Exercise requirements:
- a) Summarize the passage on natural gas purification in two sentences.
- b) Print the part of the passage on natural gas purification starting with "The gas stream emanating" and going on through "reduce COS formation.".
- c) Answer these questions using the passage on natural gas purification.
(i) At natural gas pressures of 2 to 100 bar, what is the absorption temperature generally?
(ii) What catalyst is given as an example for the hydrogenation?
(iii) What does direct heating of the gas stream give rise to?

According to a preferred embodiment of the invention, the first absorption step is carried out using a chemical, physical or chemical/physical absorption agent which removes all contaminants from the natural gas. Preferably, this is an absorption agent which is based on sulfolane, in combination with a secondary and/or tertiary amine. As has already been indicated, such systems are known and already being used on a large scale for purifying natural gas, especially when natural gas is liquefied after purification (for instance the SULFINOL-D process). The absorption, as is conventional, is based on a system whereby the contaminants are absorbed in the solvent in a first column, whereafter, when the solvent is loaded with contaminants, this solvent is regenerated in a second column, for instance through heating and/or through pressure reduction. The temperature at which the absorption takes place is to a large extent dependent on the solvent and the pressure used. At the current pressures for natural gas of 2 to 100 bar, the absorption temperature is generally 15 to 50°C, although outside these ranges good results can be obtained as well. The natural gas is preferably purified so as to meet the pipeline specifications, which means that in general not more than 10, more particularly not more than 5 ppm of H2S may be present.
The gas stream emanating from the first absorption/desorption, which contains the greater part of the contaminants such as H2S, aromatics, hydrocarbons and mercaptans, as well as CO2, is then hydrogenated in the presence of a suitable catalyst such as Co/Mo on alumina, and hydrogen. To that end, however, the gas stream should be heated from the absorption/desorption temperature of about 40°C to the temperature of 200 to 300°C required for the hydrogenation. This heating preferably occurs indirectly and not with a burner arranged in the gas stream, as is conventional. In fact, the disadvantage of direct heating is that direct heating in this case gives rise to substantial soot formation, which can lead to fouling and clogging in the hydrogenation. As has already been indicated hereinabove, measures can be taken to reduce COS formation.

Data extract:
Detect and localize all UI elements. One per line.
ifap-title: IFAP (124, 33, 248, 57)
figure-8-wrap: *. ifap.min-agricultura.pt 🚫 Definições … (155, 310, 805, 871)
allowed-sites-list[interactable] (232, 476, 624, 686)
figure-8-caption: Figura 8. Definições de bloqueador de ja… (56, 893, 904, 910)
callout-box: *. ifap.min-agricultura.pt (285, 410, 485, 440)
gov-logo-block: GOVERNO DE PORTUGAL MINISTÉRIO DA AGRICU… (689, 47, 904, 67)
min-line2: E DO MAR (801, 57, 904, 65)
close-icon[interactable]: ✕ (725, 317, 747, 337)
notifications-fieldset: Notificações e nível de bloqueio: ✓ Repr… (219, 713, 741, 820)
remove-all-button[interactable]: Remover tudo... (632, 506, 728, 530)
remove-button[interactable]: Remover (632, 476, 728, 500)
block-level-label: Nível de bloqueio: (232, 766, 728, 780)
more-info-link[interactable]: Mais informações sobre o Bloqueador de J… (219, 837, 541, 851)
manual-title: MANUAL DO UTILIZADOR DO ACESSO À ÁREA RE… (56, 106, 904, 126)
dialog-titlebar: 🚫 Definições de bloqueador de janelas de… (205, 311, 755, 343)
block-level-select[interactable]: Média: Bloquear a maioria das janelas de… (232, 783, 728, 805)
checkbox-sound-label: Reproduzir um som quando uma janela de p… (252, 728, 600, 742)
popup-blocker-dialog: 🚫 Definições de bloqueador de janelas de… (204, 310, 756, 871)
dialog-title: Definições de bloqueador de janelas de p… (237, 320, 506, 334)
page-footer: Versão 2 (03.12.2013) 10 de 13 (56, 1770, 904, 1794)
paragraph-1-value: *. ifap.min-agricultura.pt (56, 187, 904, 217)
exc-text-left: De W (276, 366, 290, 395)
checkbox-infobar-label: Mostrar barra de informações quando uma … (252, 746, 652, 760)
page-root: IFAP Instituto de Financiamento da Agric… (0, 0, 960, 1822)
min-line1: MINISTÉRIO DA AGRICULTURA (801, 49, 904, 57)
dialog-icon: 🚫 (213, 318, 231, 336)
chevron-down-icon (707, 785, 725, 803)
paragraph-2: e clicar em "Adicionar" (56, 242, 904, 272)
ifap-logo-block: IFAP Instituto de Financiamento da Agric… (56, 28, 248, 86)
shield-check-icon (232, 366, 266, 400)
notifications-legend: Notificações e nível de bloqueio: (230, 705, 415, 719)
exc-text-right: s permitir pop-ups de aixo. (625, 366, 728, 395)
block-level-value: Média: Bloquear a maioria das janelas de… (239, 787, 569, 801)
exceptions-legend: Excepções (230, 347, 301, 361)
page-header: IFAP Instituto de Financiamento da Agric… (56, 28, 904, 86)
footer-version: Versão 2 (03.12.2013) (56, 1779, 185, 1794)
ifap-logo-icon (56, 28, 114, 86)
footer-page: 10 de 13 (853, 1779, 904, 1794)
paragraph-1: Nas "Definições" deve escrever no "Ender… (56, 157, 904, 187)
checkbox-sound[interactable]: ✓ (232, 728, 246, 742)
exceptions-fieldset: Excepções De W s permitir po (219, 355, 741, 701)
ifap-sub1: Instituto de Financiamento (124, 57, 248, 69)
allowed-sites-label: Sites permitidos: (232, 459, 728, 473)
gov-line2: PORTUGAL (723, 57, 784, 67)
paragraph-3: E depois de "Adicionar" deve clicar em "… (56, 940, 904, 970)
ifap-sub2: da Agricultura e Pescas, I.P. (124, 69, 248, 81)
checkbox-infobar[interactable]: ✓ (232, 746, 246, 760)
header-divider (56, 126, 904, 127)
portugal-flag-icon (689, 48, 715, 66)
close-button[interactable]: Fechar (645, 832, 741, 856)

Answers provided:
- a) The first absorption step preferably uses an absorption agent based on sulfolane combined with a secondary and/or tertiary amine, which absorbs the contaminants in one column before the solvent is regenerated in a second, and the gas is purified to pipeline specifications of generally no more than 10 ppm of H2S. The contaminant-bearing gas stream from this step is then hydrogenated over a catalyst such as Co/Mo on alumina, after being heated from about 40°C to 200 to 300°C, preferably indirectly, because direct heating causes substantial soot formation.

- b)
The gas stream emanating from the first absorption/desorption, which contains the greater part of the contaminants such as H2S, aromatics, hydrocarbons and mercaptans, as well as CO2, is then hydrogenated in the presence of a suitable catalyst such as Co/Mo on alumina, and hydrogen. To that end, however, the gas stream should be heated from the absorption/desorption temperature of about 40°C to the temperature of 200 to 300°C required for the hydrogenation. This heating preferably occurs indirectly and not with a burner arranged in the gas stream, as is conventional. In fact, the disadvantage of direct heating is that direct heating in this case gives rise to substantial soot formation, which can lead to fouling and clogging in the hydrogenation. As has already been indicated hereinabove, measures can be taken to reduce COS formation.

- c)
(i) 15 to 50°C.
(ii) Co/Mo on alumina.
(iii) Substantial soot formation, which can lead to fouling and clogging in the hydrogenation.